++++ DATA

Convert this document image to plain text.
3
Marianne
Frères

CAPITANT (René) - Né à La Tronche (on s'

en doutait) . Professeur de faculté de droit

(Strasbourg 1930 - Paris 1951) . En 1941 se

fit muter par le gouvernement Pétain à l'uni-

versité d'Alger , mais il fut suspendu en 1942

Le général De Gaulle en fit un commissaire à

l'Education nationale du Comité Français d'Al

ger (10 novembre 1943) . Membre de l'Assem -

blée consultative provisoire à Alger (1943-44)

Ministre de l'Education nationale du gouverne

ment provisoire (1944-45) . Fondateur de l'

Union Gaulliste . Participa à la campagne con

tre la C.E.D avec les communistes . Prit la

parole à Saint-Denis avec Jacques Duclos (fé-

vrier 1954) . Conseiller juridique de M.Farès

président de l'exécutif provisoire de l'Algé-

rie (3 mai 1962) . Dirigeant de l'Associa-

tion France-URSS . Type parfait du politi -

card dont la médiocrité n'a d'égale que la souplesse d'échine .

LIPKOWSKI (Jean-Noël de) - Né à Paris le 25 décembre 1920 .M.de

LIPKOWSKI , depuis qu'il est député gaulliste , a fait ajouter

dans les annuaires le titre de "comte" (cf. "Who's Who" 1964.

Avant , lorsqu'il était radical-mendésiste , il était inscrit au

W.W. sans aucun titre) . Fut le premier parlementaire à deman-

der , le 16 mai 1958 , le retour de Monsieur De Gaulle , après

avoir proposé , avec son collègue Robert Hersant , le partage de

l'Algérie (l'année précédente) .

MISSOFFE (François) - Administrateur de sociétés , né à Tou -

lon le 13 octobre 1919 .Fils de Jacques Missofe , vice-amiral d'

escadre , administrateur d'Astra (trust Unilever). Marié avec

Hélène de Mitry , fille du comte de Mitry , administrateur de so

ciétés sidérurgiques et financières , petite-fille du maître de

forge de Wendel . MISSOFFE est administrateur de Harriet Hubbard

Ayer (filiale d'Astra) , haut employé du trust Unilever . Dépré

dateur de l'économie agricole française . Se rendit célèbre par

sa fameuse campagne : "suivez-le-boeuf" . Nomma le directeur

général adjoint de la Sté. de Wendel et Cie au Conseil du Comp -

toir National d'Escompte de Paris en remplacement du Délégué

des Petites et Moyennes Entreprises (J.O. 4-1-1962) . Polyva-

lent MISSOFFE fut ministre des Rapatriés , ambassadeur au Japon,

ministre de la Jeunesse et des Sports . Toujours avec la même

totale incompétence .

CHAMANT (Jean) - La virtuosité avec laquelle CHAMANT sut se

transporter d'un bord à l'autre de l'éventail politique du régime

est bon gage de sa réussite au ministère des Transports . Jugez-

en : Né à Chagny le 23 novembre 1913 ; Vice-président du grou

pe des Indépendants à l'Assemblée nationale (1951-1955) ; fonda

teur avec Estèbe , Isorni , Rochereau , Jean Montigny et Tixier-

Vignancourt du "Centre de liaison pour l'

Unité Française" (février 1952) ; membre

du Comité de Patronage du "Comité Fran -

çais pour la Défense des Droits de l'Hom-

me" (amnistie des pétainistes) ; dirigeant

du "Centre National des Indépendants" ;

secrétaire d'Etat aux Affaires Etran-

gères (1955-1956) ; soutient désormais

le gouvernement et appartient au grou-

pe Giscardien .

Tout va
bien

++++++++

EXERCISE PROMPT →
Go through the material line by line. Show each line that contains the string "Unilever".

FULL SOLUTION →
escadre , administrateur d'Astra (trust Unilever). Marié avec
Ayer (filiale d'Astra) , haut employé du trust Unilever . Dépré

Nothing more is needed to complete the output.